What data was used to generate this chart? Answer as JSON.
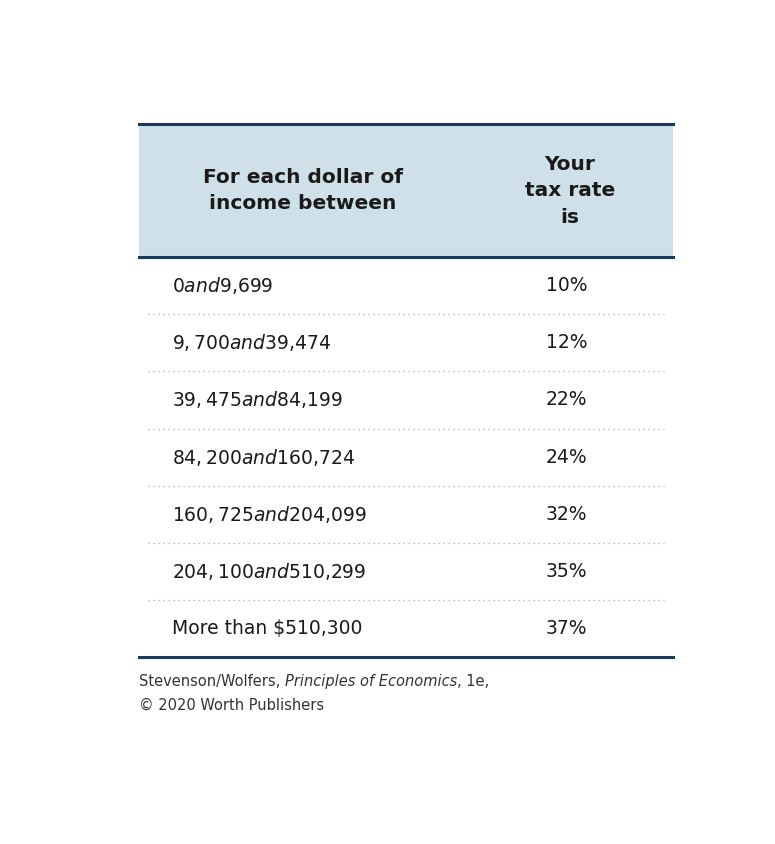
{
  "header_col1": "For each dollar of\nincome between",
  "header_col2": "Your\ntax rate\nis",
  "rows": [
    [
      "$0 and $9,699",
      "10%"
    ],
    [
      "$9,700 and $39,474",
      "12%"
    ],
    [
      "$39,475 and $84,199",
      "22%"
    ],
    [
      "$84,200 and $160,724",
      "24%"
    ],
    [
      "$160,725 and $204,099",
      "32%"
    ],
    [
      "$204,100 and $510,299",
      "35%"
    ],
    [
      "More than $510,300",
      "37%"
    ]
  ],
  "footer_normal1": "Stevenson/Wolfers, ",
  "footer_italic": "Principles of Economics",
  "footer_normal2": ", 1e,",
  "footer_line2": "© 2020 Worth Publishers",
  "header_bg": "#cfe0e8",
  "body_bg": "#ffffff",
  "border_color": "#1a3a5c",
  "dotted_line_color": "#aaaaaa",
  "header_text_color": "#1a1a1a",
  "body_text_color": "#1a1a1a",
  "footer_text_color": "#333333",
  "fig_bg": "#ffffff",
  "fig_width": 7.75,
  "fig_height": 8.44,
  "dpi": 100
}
• • • • •
_PROBLEM DETAILS_
Copy the listing over exactly, skipping the pictures it holds.

_FULL RESPONSE_
What data was used to generate this chart? Answer as JSON.
{
  "header_col1": "For each dollar of\nincome between",
  "header_col2": "Your\ntax rate\nis",
  "rows": [
    [
      "$0 and $9,699",
      "10%"
    ],
    [
      "$9,700 and $39,474",
      "12%"
    ],
    [
      "$39,475 and $84,199",
      "22%"
    ],
    [
      "$84,200 and $160,724",
      "24%"
    ],
    [
      "$160,725 and $204,099",
      "32%"
    ],
    [
      "$204,100 and $510,299",
      "35%"
    ],
    [
      "More than $510,300",
      "37%"
    ]
  ],
  "footer_normal1": "Stevenson/Wolfers, ",
  "footer_italic": "Principles of Economics",
  "footer_normal2": ", 1e,",
  "footer_line2": "© 2020 Worth Publishers",
  "header_bg": "#cfe0e8",
  "body_bg": "#ffffff",
  "border_color": "#1a3a5c",
  "dotted_line_color": "#aaaaaa",
  "header_text_color": "#1a1a1a",
  "body_text_color": "#1a1a1a",
  "footer_text_color": "#333333",
  "fig_bg": "#ffffff",
  "fig_width": 7.75,
  "fig_height": 8.44,
  "dpi": 100
}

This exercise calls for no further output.